Scan the data for "Wild" and copy the lines it appears in.

═══ Records for this exercise

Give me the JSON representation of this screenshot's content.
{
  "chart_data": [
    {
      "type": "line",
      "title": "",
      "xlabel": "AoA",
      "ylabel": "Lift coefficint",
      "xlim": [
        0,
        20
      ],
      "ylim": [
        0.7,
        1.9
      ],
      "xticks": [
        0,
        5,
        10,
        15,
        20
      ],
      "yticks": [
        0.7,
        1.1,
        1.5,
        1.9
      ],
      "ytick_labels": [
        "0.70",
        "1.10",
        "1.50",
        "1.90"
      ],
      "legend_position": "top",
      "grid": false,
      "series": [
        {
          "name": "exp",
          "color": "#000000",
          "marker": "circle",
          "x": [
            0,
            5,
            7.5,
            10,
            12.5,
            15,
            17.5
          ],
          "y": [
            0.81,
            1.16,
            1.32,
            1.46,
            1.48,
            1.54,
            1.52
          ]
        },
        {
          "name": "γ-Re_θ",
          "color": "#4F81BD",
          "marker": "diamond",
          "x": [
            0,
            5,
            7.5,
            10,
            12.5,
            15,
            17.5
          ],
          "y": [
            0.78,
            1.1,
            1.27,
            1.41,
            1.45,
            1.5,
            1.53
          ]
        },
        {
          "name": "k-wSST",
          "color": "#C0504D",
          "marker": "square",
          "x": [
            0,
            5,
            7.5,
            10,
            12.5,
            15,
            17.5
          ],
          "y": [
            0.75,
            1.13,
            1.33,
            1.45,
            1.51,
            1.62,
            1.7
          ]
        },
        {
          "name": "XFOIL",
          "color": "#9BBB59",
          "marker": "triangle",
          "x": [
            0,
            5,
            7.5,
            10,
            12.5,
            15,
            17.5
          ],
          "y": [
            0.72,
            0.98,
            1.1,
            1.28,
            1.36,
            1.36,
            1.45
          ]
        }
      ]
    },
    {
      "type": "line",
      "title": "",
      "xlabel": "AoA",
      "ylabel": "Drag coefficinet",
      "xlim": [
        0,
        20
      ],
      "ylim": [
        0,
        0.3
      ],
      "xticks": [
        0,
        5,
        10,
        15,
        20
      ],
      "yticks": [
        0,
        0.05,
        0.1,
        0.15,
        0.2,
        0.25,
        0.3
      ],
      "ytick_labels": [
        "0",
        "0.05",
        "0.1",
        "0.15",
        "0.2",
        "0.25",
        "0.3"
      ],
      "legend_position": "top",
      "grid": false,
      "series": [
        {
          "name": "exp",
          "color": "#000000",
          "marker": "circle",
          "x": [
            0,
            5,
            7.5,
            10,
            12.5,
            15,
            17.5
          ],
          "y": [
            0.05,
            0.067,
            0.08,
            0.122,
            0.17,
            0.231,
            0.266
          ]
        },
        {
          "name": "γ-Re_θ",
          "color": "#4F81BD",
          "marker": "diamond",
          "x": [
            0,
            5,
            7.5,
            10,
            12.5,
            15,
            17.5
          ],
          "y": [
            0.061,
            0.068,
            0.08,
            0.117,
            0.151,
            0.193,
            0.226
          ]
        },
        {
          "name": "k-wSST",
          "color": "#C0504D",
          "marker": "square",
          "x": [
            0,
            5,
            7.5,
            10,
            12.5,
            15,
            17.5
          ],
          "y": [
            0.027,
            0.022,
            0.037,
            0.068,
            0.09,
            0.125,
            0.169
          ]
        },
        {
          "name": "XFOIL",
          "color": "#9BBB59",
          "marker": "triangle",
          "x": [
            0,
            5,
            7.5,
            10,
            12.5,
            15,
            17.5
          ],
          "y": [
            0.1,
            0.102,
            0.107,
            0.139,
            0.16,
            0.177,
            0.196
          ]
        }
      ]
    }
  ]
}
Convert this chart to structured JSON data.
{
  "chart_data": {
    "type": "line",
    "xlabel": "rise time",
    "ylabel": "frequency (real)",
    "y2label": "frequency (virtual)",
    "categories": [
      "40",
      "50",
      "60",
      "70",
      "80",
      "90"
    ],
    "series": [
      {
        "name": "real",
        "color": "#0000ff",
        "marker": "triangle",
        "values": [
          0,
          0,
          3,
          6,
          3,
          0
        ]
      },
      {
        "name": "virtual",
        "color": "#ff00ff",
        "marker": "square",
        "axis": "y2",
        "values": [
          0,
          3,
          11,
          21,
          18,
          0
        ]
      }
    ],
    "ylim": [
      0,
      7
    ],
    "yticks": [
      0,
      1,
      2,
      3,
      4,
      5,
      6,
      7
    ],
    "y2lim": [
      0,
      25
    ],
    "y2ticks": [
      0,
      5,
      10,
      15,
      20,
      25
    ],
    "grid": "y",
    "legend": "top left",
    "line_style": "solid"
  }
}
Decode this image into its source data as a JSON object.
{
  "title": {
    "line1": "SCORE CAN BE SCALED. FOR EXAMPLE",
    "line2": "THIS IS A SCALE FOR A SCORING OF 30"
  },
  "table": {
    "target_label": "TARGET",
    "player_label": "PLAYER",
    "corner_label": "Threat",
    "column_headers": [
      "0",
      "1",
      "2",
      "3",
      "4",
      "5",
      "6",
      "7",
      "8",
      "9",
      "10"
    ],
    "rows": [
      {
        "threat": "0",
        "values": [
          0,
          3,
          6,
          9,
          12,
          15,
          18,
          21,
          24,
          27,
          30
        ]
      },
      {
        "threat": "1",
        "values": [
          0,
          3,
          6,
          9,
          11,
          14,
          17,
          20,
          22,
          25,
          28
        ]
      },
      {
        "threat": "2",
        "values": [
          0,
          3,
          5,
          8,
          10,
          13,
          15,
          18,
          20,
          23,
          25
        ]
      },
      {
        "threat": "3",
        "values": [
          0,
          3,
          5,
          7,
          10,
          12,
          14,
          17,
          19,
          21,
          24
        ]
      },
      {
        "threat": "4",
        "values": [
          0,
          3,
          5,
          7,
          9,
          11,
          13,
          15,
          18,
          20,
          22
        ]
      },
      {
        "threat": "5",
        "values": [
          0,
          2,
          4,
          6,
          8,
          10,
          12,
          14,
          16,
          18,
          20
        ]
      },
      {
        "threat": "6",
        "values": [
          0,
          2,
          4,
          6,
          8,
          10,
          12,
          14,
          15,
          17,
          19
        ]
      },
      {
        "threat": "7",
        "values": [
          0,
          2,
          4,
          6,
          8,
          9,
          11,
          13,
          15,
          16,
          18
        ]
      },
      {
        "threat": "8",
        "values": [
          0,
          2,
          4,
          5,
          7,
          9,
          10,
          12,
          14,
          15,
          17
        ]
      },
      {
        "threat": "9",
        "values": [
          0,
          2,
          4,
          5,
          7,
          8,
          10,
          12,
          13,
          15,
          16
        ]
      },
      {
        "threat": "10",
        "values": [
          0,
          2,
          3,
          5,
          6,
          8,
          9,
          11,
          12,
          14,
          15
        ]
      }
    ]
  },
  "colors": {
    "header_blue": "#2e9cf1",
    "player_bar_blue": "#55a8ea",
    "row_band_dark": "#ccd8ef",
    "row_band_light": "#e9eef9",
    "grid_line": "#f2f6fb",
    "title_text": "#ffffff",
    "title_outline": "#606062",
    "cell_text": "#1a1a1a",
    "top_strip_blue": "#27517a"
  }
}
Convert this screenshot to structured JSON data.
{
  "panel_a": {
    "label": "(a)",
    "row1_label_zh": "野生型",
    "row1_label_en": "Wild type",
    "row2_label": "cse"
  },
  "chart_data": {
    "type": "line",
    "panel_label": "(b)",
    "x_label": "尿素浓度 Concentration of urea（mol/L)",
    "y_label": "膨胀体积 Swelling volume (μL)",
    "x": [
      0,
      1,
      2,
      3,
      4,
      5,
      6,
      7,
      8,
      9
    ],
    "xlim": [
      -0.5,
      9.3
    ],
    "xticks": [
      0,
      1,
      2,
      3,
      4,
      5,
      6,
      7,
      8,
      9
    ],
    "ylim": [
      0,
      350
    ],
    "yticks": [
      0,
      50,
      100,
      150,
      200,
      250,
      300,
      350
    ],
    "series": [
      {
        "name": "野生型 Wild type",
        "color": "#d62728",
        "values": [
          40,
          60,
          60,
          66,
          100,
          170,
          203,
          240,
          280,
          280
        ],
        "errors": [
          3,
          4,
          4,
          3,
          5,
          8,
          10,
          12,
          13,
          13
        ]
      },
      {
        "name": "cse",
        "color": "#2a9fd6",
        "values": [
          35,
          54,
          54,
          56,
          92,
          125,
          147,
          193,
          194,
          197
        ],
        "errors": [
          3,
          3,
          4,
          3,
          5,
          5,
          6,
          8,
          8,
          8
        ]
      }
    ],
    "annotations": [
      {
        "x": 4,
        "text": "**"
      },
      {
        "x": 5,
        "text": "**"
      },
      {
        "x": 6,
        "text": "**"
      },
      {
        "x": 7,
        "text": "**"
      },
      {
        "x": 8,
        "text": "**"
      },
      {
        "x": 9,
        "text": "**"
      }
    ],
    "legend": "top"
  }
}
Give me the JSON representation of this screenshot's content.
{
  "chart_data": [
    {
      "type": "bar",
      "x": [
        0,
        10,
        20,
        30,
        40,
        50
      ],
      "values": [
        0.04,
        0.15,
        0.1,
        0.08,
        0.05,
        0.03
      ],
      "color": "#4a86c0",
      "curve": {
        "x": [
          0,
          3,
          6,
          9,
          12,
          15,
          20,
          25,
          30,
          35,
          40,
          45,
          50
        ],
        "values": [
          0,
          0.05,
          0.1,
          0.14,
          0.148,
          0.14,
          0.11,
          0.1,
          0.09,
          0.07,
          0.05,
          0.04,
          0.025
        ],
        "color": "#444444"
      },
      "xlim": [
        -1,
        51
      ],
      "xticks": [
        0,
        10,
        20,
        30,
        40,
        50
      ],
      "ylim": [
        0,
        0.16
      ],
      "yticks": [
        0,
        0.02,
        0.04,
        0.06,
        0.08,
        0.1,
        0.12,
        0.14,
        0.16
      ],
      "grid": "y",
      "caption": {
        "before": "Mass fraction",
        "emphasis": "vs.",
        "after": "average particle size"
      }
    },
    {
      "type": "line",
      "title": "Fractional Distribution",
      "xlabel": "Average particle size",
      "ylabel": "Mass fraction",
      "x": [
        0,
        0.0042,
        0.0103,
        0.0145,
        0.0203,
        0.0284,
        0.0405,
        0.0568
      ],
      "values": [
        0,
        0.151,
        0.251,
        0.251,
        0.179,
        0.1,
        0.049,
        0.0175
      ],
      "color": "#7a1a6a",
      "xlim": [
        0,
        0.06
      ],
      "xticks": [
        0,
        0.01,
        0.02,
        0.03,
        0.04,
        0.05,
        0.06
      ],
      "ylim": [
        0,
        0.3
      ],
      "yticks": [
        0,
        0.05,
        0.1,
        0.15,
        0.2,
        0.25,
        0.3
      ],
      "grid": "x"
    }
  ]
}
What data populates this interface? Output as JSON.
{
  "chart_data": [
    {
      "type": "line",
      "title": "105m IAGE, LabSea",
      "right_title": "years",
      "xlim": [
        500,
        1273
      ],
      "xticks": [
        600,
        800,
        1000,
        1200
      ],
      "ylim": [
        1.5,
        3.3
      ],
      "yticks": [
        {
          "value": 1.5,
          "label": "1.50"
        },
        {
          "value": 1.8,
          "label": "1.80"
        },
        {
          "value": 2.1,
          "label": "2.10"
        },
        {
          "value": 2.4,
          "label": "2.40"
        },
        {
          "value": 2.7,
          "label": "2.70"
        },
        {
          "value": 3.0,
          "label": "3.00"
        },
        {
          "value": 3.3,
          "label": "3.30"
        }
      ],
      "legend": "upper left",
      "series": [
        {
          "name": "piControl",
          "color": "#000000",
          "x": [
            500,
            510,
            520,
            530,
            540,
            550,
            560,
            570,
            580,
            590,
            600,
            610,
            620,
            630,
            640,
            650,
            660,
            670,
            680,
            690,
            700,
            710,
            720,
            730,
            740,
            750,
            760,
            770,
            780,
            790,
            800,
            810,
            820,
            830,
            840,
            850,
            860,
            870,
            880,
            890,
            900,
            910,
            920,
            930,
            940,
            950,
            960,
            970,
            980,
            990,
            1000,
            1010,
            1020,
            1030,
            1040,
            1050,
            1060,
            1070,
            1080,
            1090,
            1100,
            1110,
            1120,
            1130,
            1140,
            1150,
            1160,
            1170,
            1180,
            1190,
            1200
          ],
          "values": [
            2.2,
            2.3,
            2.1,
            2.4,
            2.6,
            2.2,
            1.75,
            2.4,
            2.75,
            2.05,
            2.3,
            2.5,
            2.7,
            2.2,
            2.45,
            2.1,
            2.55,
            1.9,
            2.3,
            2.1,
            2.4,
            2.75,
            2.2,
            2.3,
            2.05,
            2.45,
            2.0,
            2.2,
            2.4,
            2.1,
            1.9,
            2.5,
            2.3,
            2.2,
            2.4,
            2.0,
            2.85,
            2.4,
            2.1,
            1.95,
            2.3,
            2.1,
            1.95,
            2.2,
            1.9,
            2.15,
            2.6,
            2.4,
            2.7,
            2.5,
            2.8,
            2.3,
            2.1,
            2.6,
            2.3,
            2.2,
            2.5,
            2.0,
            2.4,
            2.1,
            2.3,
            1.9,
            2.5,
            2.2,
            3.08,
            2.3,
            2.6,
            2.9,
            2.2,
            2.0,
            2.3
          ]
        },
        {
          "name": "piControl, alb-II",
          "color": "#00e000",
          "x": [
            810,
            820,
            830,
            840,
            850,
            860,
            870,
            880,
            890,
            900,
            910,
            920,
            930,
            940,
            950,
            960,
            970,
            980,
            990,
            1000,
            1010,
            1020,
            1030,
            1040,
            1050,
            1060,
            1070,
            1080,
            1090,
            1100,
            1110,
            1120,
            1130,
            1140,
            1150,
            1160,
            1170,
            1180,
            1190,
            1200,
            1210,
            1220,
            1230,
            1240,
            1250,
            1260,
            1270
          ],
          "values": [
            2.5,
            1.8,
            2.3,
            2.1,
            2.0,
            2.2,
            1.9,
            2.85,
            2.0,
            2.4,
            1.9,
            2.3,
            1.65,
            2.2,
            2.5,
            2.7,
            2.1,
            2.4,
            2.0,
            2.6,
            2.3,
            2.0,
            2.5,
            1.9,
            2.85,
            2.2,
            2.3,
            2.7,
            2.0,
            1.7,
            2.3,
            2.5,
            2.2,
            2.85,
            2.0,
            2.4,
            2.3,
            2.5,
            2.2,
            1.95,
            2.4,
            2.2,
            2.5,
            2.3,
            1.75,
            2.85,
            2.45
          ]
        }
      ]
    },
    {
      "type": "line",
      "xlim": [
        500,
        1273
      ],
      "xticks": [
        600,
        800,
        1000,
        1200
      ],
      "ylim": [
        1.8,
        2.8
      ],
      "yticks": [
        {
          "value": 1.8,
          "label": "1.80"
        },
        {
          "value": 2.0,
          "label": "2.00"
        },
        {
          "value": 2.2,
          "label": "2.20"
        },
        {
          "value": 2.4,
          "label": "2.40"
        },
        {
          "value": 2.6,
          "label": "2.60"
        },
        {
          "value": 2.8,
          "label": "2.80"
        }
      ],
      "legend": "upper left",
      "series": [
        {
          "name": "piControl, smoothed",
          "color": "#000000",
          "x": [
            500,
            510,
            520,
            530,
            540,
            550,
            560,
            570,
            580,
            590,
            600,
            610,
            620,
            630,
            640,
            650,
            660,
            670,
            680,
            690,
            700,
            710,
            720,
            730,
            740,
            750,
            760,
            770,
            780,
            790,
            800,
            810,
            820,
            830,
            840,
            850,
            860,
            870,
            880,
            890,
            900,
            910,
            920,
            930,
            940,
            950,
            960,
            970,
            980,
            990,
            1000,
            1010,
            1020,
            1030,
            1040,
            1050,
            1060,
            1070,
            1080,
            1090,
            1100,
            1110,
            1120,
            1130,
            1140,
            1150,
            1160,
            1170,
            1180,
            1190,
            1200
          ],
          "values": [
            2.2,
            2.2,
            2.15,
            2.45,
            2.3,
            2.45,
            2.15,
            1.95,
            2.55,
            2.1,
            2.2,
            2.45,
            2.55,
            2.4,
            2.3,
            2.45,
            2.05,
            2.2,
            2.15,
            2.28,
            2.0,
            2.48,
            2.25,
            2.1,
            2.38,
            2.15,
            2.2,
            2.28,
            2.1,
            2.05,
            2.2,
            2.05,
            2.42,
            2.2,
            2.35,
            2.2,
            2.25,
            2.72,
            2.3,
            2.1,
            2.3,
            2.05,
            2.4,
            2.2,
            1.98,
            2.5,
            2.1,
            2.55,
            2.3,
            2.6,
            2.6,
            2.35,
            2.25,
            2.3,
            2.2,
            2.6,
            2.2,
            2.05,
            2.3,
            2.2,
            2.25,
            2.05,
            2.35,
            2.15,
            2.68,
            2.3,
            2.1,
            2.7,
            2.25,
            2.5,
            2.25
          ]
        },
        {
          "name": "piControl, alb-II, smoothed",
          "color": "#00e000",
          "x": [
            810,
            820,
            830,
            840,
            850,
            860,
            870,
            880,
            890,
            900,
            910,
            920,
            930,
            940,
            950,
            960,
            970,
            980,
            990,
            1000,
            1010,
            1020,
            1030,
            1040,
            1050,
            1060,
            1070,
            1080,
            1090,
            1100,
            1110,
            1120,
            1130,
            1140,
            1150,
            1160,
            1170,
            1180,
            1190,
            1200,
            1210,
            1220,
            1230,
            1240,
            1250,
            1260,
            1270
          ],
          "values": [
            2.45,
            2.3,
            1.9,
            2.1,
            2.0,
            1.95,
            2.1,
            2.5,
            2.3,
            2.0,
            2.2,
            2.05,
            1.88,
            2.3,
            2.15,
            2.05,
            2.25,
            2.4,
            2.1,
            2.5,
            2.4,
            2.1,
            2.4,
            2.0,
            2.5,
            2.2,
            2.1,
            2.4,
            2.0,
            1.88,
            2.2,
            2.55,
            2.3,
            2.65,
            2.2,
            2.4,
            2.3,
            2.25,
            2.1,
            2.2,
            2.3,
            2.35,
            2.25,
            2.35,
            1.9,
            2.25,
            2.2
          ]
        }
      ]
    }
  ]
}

══════

§ Correct answer:
    "row1_label_en": "Wild type",
        "name": "野生型 Wild type",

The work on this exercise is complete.